- EXERCISE INSTRUCTIONS:
Track down every line below that holds "name" and copy it.

- MATERIAL PROVIDED:
-=-=-
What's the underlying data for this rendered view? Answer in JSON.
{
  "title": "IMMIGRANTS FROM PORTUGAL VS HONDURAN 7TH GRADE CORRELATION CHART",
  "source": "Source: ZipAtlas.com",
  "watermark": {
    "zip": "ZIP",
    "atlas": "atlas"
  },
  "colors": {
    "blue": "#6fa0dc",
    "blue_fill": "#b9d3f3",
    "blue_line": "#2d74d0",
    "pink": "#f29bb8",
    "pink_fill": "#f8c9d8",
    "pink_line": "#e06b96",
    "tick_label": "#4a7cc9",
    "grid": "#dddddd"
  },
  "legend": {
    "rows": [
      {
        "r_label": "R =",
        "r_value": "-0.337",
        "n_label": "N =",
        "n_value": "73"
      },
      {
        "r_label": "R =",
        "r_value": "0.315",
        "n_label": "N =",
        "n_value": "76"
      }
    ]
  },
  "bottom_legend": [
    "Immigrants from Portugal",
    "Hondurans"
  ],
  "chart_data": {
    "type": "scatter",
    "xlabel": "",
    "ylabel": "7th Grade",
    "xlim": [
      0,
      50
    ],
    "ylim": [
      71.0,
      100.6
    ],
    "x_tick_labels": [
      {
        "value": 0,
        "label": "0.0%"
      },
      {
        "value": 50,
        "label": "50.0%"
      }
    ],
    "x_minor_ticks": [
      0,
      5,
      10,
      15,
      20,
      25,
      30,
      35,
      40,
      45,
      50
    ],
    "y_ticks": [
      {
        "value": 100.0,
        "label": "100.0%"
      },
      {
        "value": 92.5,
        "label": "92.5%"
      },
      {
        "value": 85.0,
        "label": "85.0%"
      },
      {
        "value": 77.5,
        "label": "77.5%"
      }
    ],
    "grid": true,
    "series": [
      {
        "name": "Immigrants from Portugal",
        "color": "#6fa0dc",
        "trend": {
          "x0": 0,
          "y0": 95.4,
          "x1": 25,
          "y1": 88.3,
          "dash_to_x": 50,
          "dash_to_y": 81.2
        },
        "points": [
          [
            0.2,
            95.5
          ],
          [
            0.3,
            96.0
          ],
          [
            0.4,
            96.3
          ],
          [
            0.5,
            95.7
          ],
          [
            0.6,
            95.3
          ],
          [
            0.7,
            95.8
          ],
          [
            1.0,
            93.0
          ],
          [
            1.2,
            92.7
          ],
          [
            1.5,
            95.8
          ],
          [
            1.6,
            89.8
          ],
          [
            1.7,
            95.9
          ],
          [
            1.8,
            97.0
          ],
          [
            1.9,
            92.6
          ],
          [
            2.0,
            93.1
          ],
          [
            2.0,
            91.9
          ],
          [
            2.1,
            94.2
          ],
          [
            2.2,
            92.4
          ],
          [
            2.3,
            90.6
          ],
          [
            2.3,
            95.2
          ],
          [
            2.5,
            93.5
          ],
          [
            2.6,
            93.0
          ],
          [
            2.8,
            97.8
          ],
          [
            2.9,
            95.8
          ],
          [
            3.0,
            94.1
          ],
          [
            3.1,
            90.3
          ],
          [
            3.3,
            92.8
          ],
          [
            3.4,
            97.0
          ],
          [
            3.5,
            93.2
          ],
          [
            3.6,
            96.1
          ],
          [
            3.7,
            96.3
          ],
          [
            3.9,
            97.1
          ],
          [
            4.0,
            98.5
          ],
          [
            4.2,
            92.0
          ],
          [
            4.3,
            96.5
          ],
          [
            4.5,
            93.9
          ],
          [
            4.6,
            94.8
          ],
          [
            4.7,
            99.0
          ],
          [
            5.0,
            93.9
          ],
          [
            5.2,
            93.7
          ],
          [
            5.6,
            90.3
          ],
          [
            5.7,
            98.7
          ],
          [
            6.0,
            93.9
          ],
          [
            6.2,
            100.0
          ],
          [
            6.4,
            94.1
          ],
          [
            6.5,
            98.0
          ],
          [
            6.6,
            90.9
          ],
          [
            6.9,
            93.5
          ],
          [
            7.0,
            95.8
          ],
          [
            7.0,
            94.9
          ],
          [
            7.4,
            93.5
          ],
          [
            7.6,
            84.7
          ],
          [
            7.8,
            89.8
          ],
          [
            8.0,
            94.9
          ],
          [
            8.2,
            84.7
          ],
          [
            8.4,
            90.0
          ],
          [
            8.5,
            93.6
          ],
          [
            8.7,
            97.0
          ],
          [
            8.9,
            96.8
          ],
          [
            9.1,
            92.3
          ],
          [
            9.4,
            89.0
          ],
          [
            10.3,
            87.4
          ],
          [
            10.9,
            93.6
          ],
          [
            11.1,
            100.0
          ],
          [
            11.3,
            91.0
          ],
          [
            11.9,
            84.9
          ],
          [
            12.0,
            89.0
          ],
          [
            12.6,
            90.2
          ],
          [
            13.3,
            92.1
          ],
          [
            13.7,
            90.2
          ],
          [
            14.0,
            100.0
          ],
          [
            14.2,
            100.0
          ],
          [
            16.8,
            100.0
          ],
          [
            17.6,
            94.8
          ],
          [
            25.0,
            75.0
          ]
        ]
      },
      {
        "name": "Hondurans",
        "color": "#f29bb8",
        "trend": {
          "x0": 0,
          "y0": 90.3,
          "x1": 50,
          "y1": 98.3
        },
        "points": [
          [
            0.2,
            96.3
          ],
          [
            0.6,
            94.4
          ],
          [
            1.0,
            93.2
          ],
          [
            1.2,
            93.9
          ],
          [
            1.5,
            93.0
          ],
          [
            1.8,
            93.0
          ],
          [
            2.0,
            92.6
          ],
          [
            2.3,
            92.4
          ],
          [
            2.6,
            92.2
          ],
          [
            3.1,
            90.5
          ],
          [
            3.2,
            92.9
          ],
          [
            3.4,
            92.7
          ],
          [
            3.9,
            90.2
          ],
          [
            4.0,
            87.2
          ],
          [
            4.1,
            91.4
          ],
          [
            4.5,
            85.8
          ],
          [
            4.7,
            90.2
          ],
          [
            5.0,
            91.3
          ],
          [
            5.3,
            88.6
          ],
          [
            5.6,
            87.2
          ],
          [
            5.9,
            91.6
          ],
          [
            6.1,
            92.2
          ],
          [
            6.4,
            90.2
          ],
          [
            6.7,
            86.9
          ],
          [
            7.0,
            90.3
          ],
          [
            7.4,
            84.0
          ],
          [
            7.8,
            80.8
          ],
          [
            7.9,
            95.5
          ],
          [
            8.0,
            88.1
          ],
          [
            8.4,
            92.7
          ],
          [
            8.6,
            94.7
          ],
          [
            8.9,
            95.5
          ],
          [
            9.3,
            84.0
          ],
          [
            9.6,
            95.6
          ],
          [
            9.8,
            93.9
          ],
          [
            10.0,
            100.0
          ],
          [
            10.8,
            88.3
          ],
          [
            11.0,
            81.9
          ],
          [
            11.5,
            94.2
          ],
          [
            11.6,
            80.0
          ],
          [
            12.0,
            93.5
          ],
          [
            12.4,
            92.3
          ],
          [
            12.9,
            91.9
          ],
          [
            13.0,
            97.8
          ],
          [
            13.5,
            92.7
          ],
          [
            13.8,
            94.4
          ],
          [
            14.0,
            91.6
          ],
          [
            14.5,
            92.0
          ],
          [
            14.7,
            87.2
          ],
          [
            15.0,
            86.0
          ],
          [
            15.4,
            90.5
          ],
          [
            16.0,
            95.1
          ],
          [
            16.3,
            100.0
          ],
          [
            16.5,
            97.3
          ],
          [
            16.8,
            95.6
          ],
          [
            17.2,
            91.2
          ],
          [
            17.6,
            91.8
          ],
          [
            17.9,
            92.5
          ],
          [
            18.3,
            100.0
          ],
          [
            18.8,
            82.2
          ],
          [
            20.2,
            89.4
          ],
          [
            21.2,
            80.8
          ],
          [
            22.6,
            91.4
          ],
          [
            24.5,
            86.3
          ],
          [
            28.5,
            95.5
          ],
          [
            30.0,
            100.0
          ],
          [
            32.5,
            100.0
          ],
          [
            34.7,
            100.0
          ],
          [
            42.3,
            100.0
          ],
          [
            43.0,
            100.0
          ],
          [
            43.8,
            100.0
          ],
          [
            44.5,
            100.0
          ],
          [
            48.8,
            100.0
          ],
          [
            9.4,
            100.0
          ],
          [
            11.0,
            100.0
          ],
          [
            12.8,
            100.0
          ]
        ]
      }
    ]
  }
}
-=-=-
- EXERCISE SOLUTION:
        "name": "Immigrants from Portugal",
        "name": "Hondurans",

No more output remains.